▸ Job:
Go through the entries below and collect each line with the string "выполнения" in it.

▸ Stored data:

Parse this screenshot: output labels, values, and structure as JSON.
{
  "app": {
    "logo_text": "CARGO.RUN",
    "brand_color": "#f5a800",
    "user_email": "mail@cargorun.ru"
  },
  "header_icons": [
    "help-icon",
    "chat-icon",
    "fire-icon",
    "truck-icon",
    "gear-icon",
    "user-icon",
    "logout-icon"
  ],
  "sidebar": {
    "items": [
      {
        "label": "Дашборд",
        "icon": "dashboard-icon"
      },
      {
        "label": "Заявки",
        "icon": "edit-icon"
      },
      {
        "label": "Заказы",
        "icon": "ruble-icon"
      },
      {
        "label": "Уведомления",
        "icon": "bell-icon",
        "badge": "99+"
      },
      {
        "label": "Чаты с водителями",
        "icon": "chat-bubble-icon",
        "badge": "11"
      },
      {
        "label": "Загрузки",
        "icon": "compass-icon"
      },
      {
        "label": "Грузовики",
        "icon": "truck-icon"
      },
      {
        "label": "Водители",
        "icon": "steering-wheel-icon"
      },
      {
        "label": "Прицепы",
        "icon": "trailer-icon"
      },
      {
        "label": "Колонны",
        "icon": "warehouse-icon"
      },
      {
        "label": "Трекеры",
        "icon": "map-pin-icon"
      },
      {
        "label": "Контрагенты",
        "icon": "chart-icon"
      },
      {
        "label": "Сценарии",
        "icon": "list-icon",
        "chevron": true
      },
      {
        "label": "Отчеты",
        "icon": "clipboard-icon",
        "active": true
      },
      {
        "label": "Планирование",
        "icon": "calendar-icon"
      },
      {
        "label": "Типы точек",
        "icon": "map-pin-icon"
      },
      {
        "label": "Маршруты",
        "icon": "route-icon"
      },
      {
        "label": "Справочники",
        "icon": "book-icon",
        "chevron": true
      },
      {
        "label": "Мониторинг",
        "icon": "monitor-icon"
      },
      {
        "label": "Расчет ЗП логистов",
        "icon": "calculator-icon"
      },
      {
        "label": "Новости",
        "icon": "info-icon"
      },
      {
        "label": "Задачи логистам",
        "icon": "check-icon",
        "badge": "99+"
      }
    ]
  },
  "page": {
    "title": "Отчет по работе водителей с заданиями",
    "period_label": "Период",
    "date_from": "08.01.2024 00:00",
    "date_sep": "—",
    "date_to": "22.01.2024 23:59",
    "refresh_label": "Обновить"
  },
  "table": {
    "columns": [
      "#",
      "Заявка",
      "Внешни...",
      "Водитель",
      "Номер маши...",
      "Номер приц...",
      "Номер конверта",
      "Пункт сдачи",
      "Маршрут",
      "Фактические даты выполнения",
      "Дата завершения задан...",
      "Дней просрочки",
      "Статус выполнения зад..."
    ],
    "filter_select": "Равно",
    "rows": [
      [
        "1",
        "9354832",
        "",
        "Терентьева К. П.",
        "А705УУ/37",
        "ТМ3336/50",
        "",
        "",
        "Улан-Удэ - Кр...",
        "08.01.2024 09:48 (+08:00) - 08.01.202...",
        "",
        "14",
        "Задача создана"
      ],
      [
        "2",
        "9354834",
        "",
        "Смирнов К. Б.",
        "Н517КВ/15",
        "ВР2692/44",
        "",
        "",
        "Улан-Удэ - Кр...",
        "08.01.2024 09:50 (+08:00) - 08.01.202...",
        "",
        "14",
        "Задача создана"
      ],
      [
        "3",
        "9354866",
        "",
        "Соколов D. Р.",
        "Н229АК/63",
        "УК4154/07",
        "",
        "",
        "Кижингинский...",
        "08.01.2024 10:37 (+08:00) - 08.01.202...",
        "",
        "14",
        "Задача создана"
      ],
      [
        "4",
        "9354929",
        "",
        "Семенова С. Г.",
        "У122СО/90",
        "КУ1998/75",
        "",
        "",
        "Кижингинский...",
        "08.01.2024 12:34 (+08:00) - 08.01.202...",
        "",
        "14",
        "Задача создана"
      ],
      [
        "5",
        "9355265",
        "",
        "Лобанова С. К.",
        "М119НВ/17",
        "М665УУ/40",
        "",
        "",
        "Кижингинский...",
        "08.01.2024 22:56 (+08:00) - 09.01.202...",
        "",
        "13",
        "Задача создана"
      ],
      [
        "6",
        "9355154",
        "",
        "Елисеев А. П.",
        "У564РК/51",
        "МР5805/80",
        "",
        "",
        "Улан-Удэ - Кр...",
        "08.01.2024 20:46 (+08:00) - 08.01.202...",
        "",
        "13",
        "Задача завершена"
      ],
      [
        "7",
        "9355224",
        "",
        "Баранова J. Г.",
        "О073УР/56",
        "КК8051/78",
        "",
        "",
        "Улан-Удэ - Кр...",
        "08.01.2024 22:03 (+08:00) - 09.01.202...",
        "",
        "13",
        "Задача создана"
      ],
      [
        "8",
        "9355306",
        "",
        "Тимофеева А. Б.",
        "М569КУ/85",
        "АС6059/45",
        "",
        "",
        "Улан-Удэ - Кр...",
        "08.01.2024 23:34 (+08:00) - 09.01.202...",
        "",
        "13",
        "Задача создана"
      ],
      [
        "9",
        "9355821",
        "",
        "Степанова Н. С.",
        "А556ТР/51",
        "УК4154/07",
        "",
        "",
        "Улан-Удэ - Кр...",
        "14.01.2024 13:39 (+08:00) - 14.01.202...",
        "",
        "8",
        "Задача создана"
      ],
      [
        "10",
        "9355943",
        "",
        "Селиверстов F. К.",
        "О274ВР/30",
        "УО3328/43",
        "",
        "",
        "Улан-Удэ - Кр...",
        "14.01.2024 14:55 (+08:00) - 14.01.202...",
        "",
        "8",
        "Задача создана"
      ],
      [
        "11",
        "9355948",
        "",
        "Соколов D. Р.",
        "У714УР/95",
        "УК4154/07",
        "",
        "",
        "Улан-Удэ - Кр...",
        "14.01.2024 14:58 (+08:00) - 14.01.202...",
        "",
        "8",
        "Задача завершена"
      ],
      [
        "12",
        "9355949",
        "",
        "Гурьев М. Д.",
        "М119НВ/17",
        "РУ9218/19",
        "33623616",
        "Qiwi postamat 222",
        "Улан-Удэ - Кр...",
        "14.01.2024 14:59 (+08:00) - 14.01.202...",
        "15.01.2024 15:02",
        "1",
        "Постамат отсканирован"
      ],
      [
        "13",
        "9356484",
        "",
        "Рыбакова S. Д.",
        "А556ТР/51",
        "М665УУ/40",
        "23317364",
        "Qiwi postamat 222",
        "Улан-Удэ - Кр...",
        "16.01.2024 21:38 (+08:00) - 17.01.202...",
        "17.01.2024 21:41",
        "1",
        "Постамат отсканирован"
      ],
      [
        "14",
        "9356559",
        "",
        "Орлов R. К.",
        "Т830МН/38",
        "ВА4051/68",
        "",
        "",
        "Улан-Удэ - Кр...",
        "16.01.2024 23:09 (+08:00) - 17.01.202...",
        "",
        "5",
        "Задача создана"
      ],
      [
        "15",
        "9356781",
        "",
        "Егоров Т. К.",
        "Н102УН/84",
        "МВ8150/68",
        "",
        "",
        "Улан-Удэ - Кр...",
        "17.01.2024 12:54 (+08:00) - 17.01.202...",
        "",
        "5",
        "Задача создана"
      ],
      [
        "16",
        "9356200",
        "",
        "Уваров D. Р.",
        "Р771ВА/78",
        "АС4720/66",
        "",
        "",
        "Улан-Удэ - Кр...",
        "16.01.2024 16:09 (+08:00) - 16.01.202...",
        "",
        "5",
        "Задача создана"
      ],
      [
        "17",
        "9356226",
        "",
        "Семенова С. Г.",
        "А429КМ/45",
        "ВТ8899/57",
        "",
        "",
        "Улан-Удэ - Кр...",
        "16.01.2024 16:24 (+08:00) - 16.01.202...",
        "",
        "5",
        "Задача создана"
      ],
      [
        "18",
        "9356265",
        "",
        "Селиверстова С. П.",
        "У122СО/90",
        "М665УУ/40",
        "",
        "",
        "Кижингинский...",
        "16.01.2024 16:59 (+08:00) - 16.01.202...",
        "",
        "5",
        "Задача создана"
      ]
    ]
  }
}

▸ Solution for this task:
      "Фактические даты выполнения",
      "Статус выполнения зад..."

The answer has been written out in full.